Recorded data
________________

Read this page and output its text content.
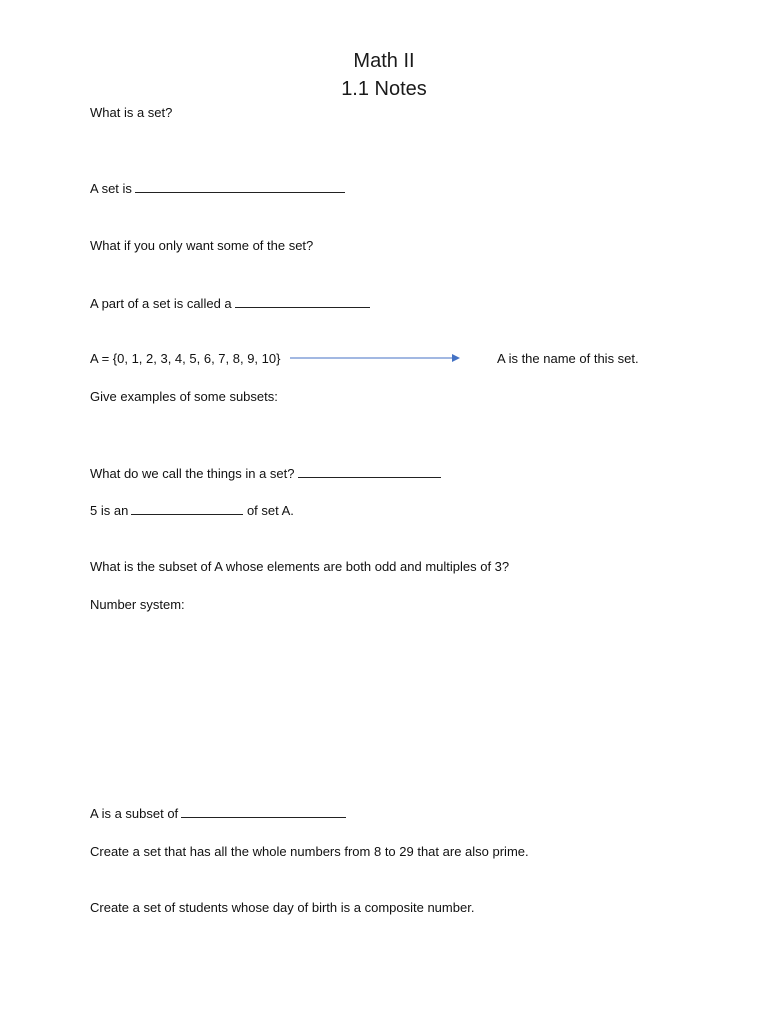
Math II
1.1 Notes
What is a set?
A set is
What if you only want some of the set?
A part of a set is called a
A = {0, 1, 2, 3, 4, 5, 6, 7, 8, 9, 10}	A is the name of this set.
Give examples of some subsets:
What do we call the things in a set?
5 is an	of set A.
What is the subset of A whose elements are both odd and multiples of 3?
Number system:
A is a subset of
Create a set that has all the whole numbers from 8 to 29 that are also prime.
Create a set of students whose day of birth is a composite number.
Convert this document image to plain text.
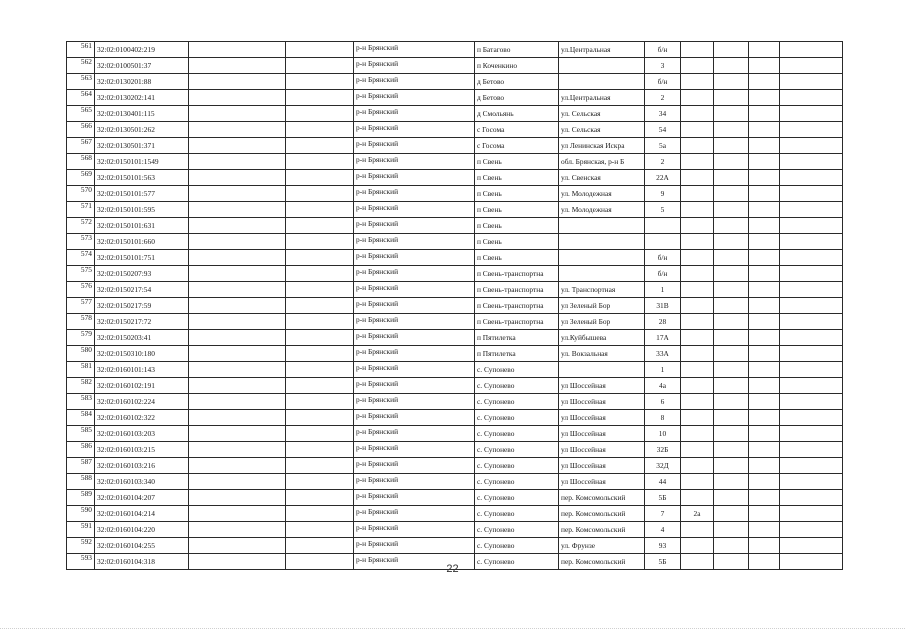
561	32:02:0100402:219			р-н Брянский	п Батагово	ул.Центральная	б/н				
562	32:02:0100501:37			р-н Брянский	п Коченкино		3				
563	32:02:0130201:88			р-н Брянский	д Бетово		б/н				
564	32:02:0130202:141			р-н Брянский	д Бетово	ул.Центральная	2				
565	32:02:0130401:115			р-н Брянский	д Смольянь	ул. Сельская	34				
566	32:02:0130501:262			р-н Брянский	с Госома	ул. Сельская	54				
567	32:02:0130501:371			р-н Брянский	с Госома	ул Ленинская Искра	5а				
568	32:02:0150101:1549			р-н Брянский	п Свень	обл. Брянская, р-н Б	2				
569	32:02:0150101:563			р-н Брянский	п Свень	ул. Свенская	22А				
570	32:02:0150101:577			р-н Брянский	п Свень	ул. Молодежная	9				
571	32:02:0150101:595			р-н Брянский	п Свень	ул. Молодежная	5				
572	32:02:0150101:631			р-н Брянский	п Свень						
573	32:02:0150101:660			р-н Брянский	п Свень						
574	32:02:0150101:751			р-н Брянский	п Свень		б/н				
575	32:02:0150207:93			р-н Брянский	п Свень-транспортна		б/н				
576	32:02:0150217:54			р-н Брянский	п Свень-транспортна	ул. Транспортная	1				
577	32:02:0150217:59			р-н Брянский	п Свень-транспортна	ул Зеленый Бор	31В				
578	32:02:0150217:72			р-н Брянский	п Свень-транспортна	ул Зеленый Бор	28				
579	32:02:0150203:41			р-н Брянский	п Пятилетка	ул.Куйбышева	17А				
580	32:02:0150310:180			р-н Брянский	п Пятилетка	ул. Вокзальная	33А				
581	32:02:0160101:143			р-н Брянский	с. Супонево		1				
582	32:02:0160102:191			р-н Брянский	с. Супонево	ул Шоссейная	4а				
583	32:02:0160102:224			р-н Брянский	с. Супонево	ул Шоссейная	6				
584	32:02:0160102:322			р-н Брянский	с. Супонево	ул Шоссейная	8				
585	32:02:0160103:203			р-н Брянский	с. Супонево	ул Шоссейная	10				
586	32:02:0160103:215			р-н Брянский	с. Супонево	ул Шоссейная	32Б				
587	32:02:0160103:216			р-н Брянский	с. Супонево	ул Шоссейная	32Д				
588	32:02:0160103:340			р-н Брянский	с. Супонево	ул Шоссейная	44				
589	32:02:0160104:207			р-н Брянский	с. Супонево	пер. Комсомольский	5Б				
590	32:02:0160104:214			р-н Брянский	с. Супонево	пер. Комсомольский	7	2а			
591	32:02:0160104:220			р-н Брянский	с. Супонево	пер. Комсомольский	4				
592	32:02:0160104:255			р-н Брянский	с. Супонево	ул. Фрунзе	93				
593	32:02:0160104:318			р-н Брянский	с. Супонево	пер. Комсомольский	5Б				
22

________________

» **Exercise brief**
Search the entries for the word "транспортна" and pick out every line that holds it.

» **Answer to the problem**
575	32:02:0150207:93			р-н Брянский	п Свень-транспортна		б/н				
576	32:02:0150217:54			р-н Брянский	п Свень-транспортна	ул. Транспортная	1				
577	32:02:0150217:59			р-н Брянский	п Свень-транспортна	ул Зеленый Бор	31В				
578	32:02:0150217:72			р-н Брянский	п Свень-транспортна	ул Зеленый Бор	28				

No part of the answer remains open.